Read through the records below and copy each line that uses the word "name".
>>
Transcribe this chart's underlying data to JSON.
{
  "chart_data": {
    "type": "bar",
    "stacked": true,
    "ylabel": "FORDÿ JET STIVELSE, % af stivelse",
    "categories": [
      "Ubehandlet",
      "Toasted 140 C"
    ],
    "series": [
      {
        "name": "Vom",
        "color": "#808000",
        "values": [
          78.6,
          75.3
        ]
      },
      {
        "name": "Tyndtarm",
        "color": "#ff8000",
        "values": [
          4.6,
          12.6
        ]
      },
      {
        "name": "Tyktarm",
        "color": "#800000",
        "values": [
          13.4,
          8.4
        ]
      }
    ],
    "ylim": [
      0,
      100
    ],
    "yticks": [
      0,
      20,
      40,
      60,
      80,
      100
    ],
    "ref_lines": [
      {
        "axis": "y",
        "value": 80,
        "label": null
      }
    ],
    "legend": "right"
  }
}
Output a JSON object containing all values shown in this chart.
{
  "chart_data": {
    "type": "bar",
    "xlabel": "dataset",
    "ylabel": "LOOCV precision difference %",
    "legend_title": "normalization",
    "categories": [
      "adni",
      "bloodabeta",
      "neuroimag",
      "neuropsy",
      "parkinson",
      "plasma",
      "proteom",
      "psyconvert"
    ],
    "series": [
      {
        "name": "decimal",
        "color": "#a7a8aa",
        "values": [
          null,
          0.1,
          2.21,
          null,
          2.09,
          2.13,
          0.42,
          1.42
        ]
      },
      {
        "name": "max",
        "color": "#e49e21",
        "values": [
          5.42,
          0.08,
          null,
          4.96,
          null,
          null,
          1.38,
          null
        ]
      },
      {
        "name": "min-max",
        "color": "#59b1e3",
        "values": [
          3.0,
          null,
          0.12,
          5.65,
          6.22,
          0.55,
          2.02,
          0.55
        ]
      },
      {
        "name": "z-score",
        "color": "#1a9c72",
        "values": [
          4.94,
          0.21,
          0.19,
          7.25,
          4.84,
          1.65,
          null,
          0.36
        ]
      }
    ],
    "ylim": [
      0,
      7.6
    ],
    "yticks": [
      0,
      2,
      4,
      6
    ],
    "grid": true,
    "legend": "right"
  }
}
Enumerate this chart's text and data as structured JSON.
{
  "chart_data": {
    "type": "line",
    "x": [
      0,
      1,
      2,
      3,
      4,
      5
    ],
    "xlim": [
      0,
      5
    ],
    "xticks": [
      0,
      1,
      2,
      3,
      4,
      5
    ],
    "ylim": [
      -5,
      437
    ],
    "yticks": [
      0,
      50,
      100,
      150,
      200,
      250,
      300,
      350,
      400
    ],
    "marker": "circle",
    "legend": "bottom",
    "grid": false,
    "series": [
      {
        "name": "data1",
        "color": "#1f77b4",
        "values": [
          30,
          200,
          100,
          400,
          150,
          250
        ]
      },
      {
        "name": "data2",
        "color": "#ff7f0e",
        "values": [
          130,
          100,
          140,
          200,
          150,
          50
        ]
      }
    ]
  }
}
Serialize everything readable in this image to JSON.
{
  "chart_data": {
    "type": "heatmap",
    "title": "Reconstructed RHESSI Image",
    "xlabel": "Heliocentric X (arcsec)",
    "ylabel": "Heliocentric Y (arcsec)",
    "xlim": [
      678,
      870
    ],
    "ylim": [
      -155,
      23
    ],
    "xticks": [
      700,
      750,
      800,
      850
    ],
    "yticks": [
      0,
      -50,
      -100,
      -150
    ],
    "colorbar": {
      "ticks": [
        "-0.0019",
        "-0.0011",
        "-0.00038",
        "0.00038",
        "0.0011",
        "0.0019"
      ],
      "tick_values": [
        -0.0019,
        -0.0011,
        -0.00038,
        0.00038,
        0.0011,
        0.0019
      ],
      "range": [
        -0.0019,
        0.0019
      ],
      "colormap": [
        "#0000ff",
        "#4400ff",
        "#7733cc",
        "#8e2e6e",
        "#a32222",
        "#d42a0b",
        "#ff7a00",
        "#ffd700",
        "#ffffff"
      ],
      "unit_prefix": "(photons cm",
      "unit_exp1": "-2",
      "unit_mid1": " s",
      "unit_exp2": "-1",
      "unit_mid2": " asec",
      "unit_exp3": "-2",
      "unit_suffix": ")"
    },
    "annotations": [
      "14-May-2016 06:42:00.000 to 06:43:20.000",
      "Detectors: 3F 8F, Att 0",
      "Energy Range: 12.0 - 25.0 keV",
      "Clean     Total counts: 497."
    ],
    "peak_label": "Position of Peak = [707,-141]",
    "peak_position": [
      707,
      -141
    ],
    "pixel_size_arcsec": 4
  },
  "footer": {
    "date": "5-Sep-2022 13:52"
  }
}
<<
- Answer to the task
        "name": "Vom",
        "name": "Tyndtarm",
        "name": "Tyktarm",
        "name": "decimal",
        "name": "max",
        "name": "min-max",
        "name": "z-score",
        "name": "data1",
        "name": "data2",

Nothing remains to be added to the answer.